---- Given records

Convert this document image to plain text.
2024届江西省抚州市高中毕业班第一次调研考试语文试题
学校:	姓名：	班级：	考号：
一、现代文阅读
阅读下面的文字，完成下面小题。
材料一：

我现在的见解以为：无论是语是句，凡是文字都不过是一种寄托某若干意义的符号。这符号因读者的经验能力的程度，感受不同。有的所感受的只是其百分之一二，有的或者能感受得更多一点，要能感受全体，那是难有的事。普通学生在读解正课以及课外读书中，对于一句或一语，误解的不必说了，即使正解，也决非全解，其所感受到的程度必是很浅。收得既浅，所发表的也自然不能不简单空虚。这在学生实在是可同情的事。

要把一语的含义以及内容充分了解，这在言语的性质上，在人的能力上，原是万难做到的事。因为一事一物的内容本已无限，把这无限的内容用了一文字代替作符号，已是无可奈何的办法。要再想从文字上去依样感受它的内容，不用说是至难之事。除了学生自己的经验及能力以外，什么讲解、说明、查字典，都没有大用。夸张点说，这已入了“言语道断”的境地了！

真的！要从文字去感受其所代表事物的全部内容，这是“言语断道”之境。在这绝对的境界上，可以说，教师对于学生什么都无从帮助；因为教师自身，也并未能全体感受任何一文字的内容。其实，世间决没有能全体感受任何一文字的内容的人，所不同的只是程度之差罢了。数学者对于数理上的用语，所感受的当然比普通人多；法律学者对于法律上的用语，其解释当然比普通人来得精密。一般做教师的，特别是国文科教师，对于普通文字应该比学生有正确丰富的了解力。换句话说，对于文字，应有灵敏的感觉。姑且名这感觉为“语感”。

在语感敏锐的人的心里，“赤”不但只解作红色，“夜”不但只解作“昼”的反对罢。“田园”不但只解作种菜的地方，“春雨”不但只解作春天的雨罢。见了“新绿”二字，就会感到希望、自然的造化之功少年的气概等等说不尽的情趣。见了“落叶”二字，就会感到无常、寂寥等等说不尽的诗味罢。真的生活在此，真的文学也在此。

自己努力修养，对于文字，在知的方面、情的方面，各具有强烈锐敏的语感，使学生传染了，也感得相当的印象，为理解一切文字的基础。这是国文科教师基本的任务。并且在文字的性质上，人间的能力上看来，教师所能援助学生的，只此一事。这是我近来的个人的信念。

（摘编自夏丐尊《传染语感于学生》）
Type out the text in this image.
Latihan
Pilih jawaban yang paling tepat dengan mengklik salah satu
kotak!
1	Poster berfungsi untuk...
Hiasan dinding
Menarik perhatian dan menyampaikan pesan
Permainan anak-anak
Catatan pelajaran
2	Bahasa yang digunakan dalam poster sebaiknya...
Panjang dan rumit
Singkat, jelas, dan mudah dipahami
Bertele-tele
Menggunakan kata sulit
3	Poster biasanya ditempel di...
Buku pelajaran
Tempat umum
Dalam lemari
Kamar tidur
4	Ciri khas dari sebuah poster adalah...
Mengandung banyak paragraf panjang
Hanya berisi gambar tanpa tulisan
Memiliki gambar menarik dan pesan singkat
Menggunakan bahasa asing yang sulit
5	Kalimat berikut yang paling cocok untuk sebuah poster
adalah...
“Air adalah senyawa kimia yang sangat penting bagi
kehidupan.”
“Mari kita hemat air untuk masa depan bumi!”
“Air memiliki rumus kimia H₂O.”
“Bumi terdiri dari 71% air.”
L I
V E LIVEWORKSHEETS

--------

_Directive_
Return exactly the lines from the one containing "Type out the text in this image." through the last line of the records above, both included, and nothing else.

_Reply_
Type out the text in this image.
Latihan
Pilih jawaban yang paling tepat dengan mengklik salah satu
kotak!
1	Poster berfungsi untuk...
Hiasan dinding
Menarik perhatian dan menyampaikan pesan
Permainan anak-anak
Catatan pelajaran
2	Bahasa yang digunakan dalam poster sebaiknya...
Panjang dan rumit
Singkat, jelas, dan mudah dipahami
Bertele-tele
Menggunakan kata sulit
3	Poster biasanya ditempel di...
Buku pelajaran
Tempat umum
Dalam lemari
Kamar tidur
4	Ciri khas dari sebuah poster adalah...
Mengandung banyak paragraf panjang
Hanya berisi gambar tanpa tulisan
Memiliki gambar menarik dan pesan singkat
Menggunakan bahasa asing yang sulit
5	Kalimat berikut yang paling cocok untuk sebuah poster
adalah...
“Air adalah senyawa kimia yang sangat penting bagi
kehidupan.”
“Mari kita hemat air untuk masa depan bumi!”
“Air memiliki rumus kimia H₂O.”
“Bumi terdiri dari 71% air.”
L I
V E LIVEWORKSHEETS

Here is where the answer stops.